_DATA:_
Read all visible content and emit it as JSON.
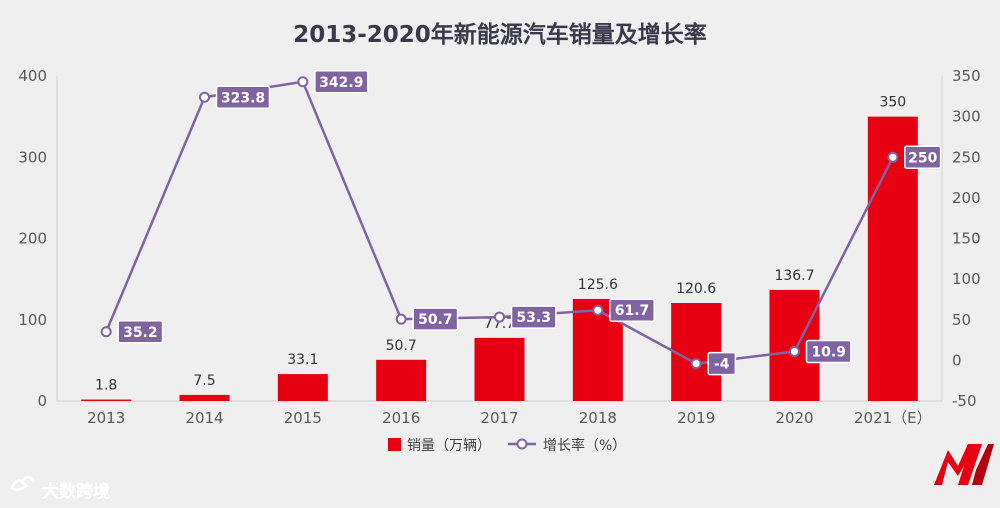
{
  "chart_data": {
    "type": "bar+line",
    "title": "2013-2020年新能源汽车销量及增长率",
    "categories": [
      "2013",
      "2014",
      "2015",
      "2016",
      "2017",
      "2018",
      "2019",
      "2020",
      "2021（E）"
    ],
    "series": [
      {
        "name": "销量（万辆）",
        "type": "bar",
        "axis": "left",
        "values": [
          1.8,
          7.5,
          33.1,
          50.7,
          77.7,
          125.6,
          120.6,
          136.7,
          350
        ],
        "labels": [
          "1.8",
          "7.5",
          "33.1",
          "50.7",
          "77.7",
          "125.6",
          "120.6",
          "136.7",
          "350"
        ],
        "color": "#e60012"
      },
      {
        "name": "增长率（%）",
        "type": "line",
        "axis": "right",
        "values": [
          35.2,
          323.8,
          342.9,
          50.7,
          53.3,
          61.7,
          -4,
          10.9,
          250
        ],
        "labels": [
          "35.2",
          "323.8",
          "342.9",
          "50.7",
          "53.3",
          "61.7",
          "-4",
          "10.9",
          "250"
        ],
        "color": "#8064a2"
      }
    ],
    "y_left": {
      "min": 0,
      "max": 400,
      "ticks": [
        "0",
        "100",
        "200",
        "300",
        "400"
      ]
    },
    "y_right": {
      "min": -50,
      "max": 350,
      "ticks": [
        "-50",
        "0",
        "50",
        "100",
        "150",
        "200",
        "250",
        "300",
        "350"
      ]
    },
    "grid": false,
    "legend_position": "bottom"
  },
  "watermark": {
    "text": "大数跨境"
  },
  "colors": {
    "background": "#efefef",
    "bar": "#e60012",
    "line": "#8064a2",
    "logo": "#e60012"
  }
}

_DIRECTIONS FOR THIS TASK:_
Quote every record above exactly, leaving out the pictures.

_IN RESPONSE:_
Read all visible content and emit it as JSON.
{
  "chart_data": {
    "type": "bar+line",
    "title": "2013-2020年新能源汽车销量及增长率",
    "categories": [
      "2013",
      "2014",
      "2015",
      "2016",
      "2017",
      "2018",
      "2019",
      "2020",
      "2021（E）"
    ],
    "series": [
      {
        "name": "销量（万辆）",
        "type": "bar",
        "axis": "left",
        "values": [
          1.8,
          7.5,
          33.1,
          50.7,
          77.7,
          125.6,
          120.6,
          136.7,
          350
        ],
        "labels": [
          "1.8",
          "7.5",
          "33.1",
          "50.7",
          "77.7",
          "125.6",
          "120.6",
          "136.7",
          "350"
        ],
        "color": "#e60012"
      },
      {
        "name": "增长率（%）",
        "type": "line",
        "axis": "right",
        "values": [
          35.2,
          323.8,
          342.9,
          50.7,
          53.3,
          61.7,
          -4,
          10.9,
          250
        ],
        "labels": [
          "35.2",
          "323.8",
          "342.9",
          "50.7",
          "53.3",
          "61.7",
          "-4",
          "10.9",
          "250"
        ],
        "color": "#8064a2"
      }
    ],
    "y_left": {
      "min": 0,
      "max": 400,
      "ticks": [
        "0",
        "100",
        "200",
        "300",
        "400"
      ]
    },
    "y_right": {
      "min": -50,
      "max": 350,
      "ticks": [
        "-50",
        "0",
        "50",
        "100",
        "150",
        "200",
        "250",
        "300",
        "350"
      ]
    },
    "grid": false,
    "legend_position": "bottom"
  },
  "watermark": {
    "text": "大数跨境"
  },
  "colors": {
    "background": "#efefef",
    "bar": "#e60012",
    "line": "#8064a2",
    "logo": "#e60012"
  }
}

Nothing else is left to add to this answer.